[Data entries for graphics]
*****

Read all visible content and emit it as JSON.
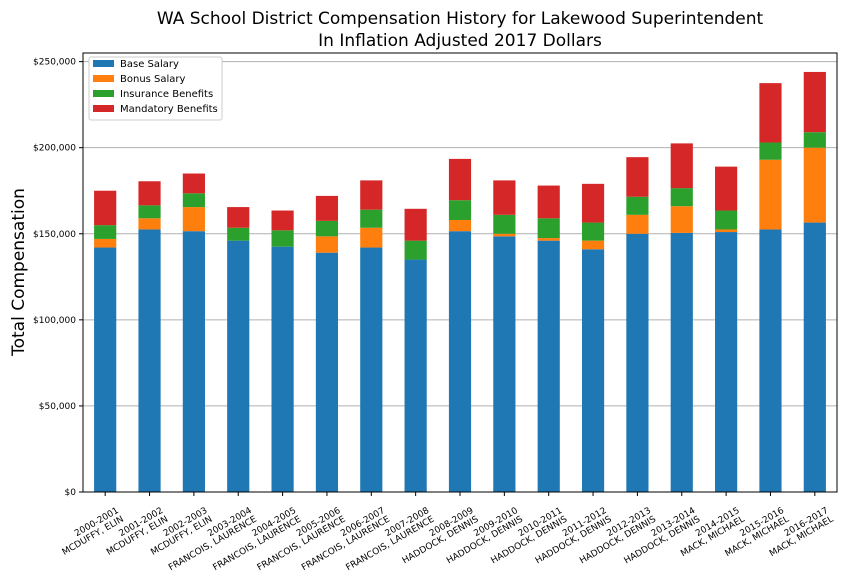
{
  "chart_data": {
    "type": "bar",
    "stacked": true,
    "title": "WA School District Compensation History for Lakewood Superintendent",
    "subtitle": "In Inflation Adjusted 2017 Dollars",
    "xlabel": "",
    "ylabel": "Total Compensation",
    "ylim": [
      0,
      255000
    ],
    "yticks": [
      0,
      50000,
      100000,
      150000,
      200000,
      250000
    ],
    "ytick_labels": [
      "$0",
      "$50,000",
      "$100,000",
      "$150,000",
      "$200,000",
      "$250,000"
    ],
    "grid": "horizontal",
    "legend_position": "top-left",
    "categories": [
      [
        "2000-2001",
        "MCDUFFY, ELIN"
      ],
      [
        "2001-2002",
        "MCDUFFY, ELIN"
      ],
      [
        "2002-2003",
        "MCDUFFY, ELIN"
      ],
      [
        "2003-2004",
        "FRANCOIS, LAURENCE"
      ],
      [
        "2004-2005",
        "FRANCOIS, LAURENCE"
      ],
      [
        "2005-2006",
        "FRANCOIS, LAURENCE"
      ],
      [
        "2006-2007",
        "FRANCOIS, LAURENCE"
      ],
      [
        "2007-2008",
        "FRANCOIS, LAURENCE"
      ],
      [
        "2008-2009",
        "HADDOCK, DENNIS"
      ],
      [
        "2009-2010",
        "HADDOCK, DENNIS"
      ],
      [
        "2010-2011",
        "HADDOCK, DENNIS"
      ],
      [
        "2011-2012",
        "HADDOCK, DENNIS"
      ],
      [
        "2012-2013",
        "HADDOCK, DENNIS"
      ],
      [
        "2013-2014",
        "HADDOCK, DENNIS"
      ],
      [
        "2014-2015",
        "MACK, MICHAEL"
      ],
      [
        "2015-2016",
        "MACK, MICHAEL"
      ],
      [
        "2016-2017",
        "MACK, MICHAEL"
      ]
    ],
    "series": [
      {
        "name": "Base Salary",
        "color": "#1f77b4",
        "values": [
          142000,
          152500,
          151500,
          146000,
          142500,
          139000,
          142000,
          135000,
          151500,
          148500,
          146000,
          141000,
          150000,
          150500,
          151000,
          152500,
          156500
        ]
      },
      {
        "name": "Bonus Salary",
        "color": "#ff7f0e",
        "values": [
          5000,
          6500,
          14000,
          0,
          0,
          9500,
          11500,
          0,
          6500,
          1500,
          1500,
          5000,
          11000,
          15500,
          1500,
          40500,
          43500
        ]
      },
      {
        "name": "Insurance Benefits",
        "color": "#2ca02c",
        "values": [
          8000,
          7500,
          8000,
          7500,
          9500,
          9000,
          10500,
          11000,
          11500,
          11000,
          11500,
          10500,
          10500,
          10500,
          11000,
          10000,
          9000
        ]
      },
      {
        "name": "Mandatory Benefits",
        "color": "#d62728",
        "values": [
          20000,
          14000,
          11500,
          12000,
          11500,
          14500,
          17000,
          18500,
          24000,
          20000,
          19000,
          22500,
          23000,
          26000,
          25500,
          34500,
          35000
        ]
      }
    ]
  }
}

*****

*What to do:* Quote the data above in full and without alteration; skip the pictures.

*Finished answer:*
Read all visible content and emit it as JSON.
{
  "chart_data": {
    "type": "bar",
    "stacked": true,
    "title": "WA School District Compensation History for Lakewood Superintendent",
    "subtitle": "In Inflation Adjusted 2017 Dollars",
    "xlabel": "",
    "ylabel": "Total Compensation",
    "ylim": [
      0,
      255000
    ],
    "yticks": [
      0,
      50000,
      100000,
      150000,
      200000,
      250000
    ],
    "ytick_labels": [
      "$0",
      "$50,000",
      "$100,000",
      "$150,000",
      "$200,000",
      "$250,000"
    ],
    "grid": "horizontal",
    "legend_position": "top-left",
    "categories": [
      [
        "2000-2001",
        "MCDUFFY, ELIN"
      ],
      [
        "2001-2002",
        "MCDUFFY, ELIN"
      ],
      [
        "2002-2003",
        "MCDUFFY, ELIN"
      ],
      [
        "2003-2004",
        "FRANCOIS, LAURENCE"
      ],
      [
        "2004-2005",
        "FRANCOIS, LAURENCE"
      ],
      [
        "2005-2006",
        "FRANCOIS, LAURENCE"
      ],
      [
        "2006-2007",
        "FRANCOIS, LAURENCE"
      ],
      [
        "2007-2008",
        "FRANCOIS, LAURENCE"
      ],
      [
        "2008-2009",
        "HADDOCK, DENNIS"
      ],
      [
        "2009-2010",
        "HADDOCK, DENNIS"
      ],
      [
        "2010-2011",
        "HADDOCK, DENNIS"
      ],
      [
        "2011-2012",
        "HADDOCK, DENNIS"
      ],
      [
        "2012-2013",
        "HADDOCK, DENNIS"
      ],
      [
        "2013-2014",
        "HADDOCK, DENNIS"
      ],
      [
        "2014-2015",
        "MACK, MICHAEL"
      ],
      [
        "2015-2016",
        "MACK, MICHAEL"
      ],
      [
        "2016-2017",
        "MACK, MICHAEL"
      ]
    ],
    "series": [
      {
        "name": "Base Salary",
        "color": "#1f77b4",
        "values": [
          142000,
          152500,
          151500,
          146000,
          142500,
          139000,
          142000,
          135000,
          151500,
          148500,
          146000,
          141000,
          150000,
          150500,
          151000,
          152500,
          156500
        ]
      },
      {
        "name": "Bonus Salary",
        "color": "#ff7f0e",
        "values": [
          5000,
          6500,
          14000,
          0,
          0,
          9500,
          11500,
          0,
          6500,
          1500,
          1500,
          5000,
          11000,
          15500,
          1500,
          40500,
          43500
        ]
      },
      {
        "name": "Insurance Benefits",
        "color": "#2ca02c",
        "values": [
          8000,
          7500,
          8000,
          7500,
          9500,
          9000,
          10500,
          11000,
          11500,
          11000,
          11500,
          10500,
          10500,
          10500,
          11000,
          10000,
          9000
        ]
      },
      {
        "name": "Mandatory Benefits",
        "color": "#d62728",
        "values": [
          20000,
          14000,
          11500,
          12000,
          11500,
          14500,
          17000,
          18500,
          24000,
          20000,
          19000,
          22500,
          23000,
          26000,
          25500,
          34500,
          35000
        ]
      }
    ]
  }
}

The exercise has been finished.